## Extrait du texte
::::::

La date à laquelle la décision serait rendue a été communiquée.
NATURE DE LA DÉCISION : CONTRADICTOIRE
DEMANDEUR
Monsieur [R] [K]
[Adresse 1]
[Localité 2]
Représenté par Me Carole CHATELET, avocate au barreau de Toulouse
DÉFENDEUR
AGENT JUDICIAIRE DE L'ETAT
[Adresse 3]
[Adresse 3]
[Localité 4]
Représenté à l'audience par Me PALASSET du cabinet substituant MeE Etienne DURAND-RAUCHER de la SCP CABINET MERCIE, avocat au barreau de Toulouse
FAITS ' PROCÉDURE ' PRÉTENTIONS :
Le 2 mai 2019, M. [R] [K], âgé de 16 ans, a été mis en examen des chefs de viol et vol en réunion et placé en détention provisoire.
Le 28 octobre 2019, il a été remis en liberté.
Le 3 février 2022, il a bénéficié d'une décision de relaxe du tribunal pour enfants de Toulouse.
Par requête reçue au greffe le 3 mai 2022,il a sollicité l'indemnisation de la détention intervenue du 2 mai 2019 au 28 octobre 2019, devant la première présidente de la cour d'appel de Toulouse.

::::::

## Tâches et exercices
1. Transcrivez tout le passage de l'extrait de décision, de « NATURE DE LA » jusqu'à « en détention provisoire. » inclus.
2. Répondez à ces questions d'après l'extrait de décision :
(a) Quel âge avait le demandeur lors de sa mise en examen ?
(b) À quelle date a-t-il été remis en liberté ?
(c) Quelle juridiction a prononcé sa relaxe ?
Les entrées constituent un matériau distinct de l'extrait de décision.

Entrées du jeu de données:
::::::

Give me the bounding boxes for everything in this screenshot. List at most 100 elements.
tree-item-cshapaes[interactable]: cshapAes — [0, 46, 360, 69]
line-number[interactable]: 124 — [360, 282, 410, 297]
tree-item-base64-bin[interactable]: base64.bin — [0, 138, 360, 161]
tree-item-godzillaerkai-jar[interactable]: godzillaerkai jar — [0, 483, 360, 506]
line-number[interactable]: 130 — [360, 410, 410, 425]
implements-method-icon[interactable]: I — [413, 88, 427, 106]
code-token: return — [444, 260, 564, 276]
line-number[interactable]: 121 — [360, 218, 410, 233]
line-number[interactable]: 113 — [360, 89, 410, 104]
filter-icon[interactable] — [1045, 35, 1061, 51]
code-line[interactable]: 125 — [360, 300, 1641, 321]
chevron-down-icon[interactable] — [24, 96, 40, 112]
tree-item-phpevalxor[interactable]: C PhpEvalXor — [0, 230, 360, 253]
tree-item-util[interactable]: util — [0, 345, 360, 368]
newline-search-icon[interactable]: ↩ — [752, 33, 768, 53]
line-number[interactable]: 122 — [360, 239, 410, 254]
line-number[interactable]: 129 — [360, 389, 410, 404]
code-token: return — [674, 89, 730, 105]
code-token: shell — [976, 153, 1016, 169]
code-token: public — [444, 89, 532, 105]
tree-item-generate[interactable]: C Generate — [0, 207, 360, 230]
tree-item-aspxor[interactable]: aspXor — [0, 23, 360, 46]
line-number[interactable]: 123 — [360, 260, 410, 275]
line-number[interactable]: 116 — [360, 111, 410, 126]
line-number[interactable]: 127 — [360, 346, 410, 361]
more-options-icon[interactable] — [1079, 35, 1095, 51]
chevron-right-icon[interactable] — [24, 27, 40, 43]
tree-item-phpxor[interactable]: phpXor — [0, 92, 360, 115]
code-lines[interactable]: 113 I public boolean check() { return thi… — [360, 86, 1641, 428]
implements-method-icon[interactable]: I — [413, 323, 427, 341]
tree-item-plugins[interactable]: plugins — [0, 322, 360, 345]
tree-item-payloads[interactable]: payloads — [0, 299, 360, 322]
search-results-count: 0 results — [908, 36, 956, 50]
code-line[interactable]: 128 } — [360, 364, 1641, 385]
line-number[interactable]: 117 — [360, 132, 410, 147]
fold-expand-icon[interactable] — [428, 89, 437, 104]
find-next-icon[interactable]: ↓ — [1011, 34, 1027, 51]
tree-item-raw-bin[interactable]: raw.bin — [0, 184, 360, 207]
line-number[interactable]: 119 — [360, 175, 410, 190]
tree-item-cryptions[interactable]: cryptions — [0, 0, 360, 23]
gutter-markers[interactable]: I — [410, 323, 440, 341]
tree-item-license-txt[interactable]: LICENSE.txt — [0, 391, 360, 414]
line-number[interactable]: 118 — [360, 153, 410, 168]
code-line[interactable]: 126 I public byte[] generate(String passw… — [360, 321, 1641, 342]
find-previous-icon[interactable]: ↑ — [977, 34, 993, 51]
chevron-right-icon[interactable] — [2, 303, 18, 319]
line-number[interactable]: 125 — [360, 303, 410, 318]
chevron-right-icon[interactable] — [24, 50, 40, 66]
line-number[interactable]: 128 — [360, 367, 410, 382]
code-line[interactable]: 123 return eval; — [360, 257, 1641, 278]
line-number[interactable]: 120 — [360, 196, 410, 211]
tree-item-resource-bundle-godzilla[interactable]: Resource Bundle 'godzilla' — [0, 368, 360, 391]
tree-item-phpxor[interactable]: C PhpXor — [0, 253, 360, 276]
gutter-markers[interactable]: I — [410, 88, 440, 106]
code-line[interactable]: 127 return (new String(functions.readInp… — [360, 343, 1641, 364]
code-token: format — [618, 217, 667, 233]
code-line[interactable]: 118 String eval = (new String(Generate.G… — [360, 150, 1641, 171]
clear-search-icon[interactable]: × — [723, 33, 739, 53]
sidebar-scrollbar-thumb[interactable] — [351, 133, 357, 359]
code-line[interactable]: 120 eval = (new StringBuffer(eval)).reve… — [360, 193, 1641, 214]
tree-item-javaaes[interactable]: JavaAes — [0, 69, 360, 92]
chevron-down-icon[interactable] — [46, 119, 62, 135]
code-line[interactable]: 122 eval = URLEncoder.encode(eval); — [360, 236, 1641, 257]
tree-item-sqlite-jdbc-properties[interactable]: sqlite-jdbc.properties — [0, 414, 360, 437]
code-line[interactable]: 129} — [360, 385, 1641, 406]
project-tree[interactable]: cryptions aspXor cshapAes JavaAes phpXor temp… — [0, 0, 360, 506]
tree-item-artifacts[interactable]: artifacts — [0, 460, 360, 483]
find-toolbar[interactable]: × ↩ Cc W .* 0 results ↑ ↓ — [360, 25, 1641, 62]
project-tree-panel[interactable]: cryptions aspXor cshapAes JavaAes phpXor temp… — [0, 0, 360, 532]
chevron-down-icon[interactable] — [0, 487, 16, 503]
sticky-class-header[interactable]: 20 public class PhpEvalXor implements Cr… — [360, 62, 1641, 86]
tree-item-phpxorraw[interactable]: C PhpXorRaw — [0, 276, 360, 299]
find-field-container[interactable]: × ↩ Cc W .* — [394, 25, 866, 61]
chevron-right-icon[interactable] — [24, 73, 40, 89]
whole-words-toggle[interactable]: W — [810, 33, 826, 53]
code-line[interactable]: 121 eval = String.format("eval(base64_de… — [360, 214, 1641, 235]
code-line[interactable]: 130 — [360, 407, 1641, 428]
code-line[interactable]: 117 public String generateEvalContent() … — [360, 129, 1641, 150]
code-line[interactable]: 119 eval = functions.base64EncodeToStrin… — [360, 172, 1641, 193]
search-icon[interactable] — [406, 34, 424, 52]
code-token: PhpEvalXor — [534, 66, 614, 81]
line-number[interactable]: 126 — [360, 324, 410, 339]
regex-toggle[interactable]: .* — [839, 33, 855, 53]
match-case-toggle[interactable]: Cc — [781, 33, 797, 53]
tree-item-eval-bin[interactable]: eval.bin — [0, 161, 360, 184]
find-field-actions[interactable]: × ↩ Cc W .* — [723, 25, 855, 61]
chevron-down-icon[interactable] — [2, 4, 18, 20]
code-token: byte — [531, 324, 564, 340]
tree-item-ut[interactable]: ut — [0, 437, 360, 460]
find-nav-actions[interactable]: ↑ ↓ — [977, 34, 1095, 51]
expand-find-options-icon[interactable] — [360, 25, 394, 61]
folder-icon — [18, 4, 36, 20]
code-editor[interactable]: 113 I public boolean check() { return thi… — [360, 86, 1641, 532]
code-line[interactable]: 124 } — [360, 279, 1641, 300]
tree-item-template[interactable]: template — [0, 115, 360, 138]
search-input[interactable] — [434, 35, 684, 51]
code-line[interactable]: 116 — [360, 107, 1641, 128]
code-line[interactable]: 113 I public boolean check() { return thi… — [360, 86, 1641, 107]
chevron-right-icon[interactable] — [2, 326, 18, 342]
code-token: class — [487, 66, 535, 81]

::::::

## Réponses par tâche
1.
NATURE DE LA DÉCISION : CONTRADICTOIRE
DEMANDEUR
Monsieur [R] [K]
[Adresse 1]
[Localité 2]
Représenté par Me Carole CHATELET, avocate au barreau de Toulouse
DÉFENDEUR
AGENT JUDICIAIRE DE L'ETAT
[Adresse 3]
[Adresse 3]
[Localité 4]
Représenté à l'audience par Me PALASSET du cabinet substituant MeE Etienne DURAND-RAUCHER de la SCP CABINET MERCIE, avocat au barreau de Toulouse
FAITS ' PROCÉDURE ' PRÉTENTIONS :
Le 2 mai 2019, M. [R] [K], âgé de 16 ans, a été mis en examen des chefs de viol et vol en réunion et placé en détention provisoire.

2.
(a) 16 ans.
(b) Le 28 octobre 2019.
(c) Le tribunal pour enfants de Toulouse.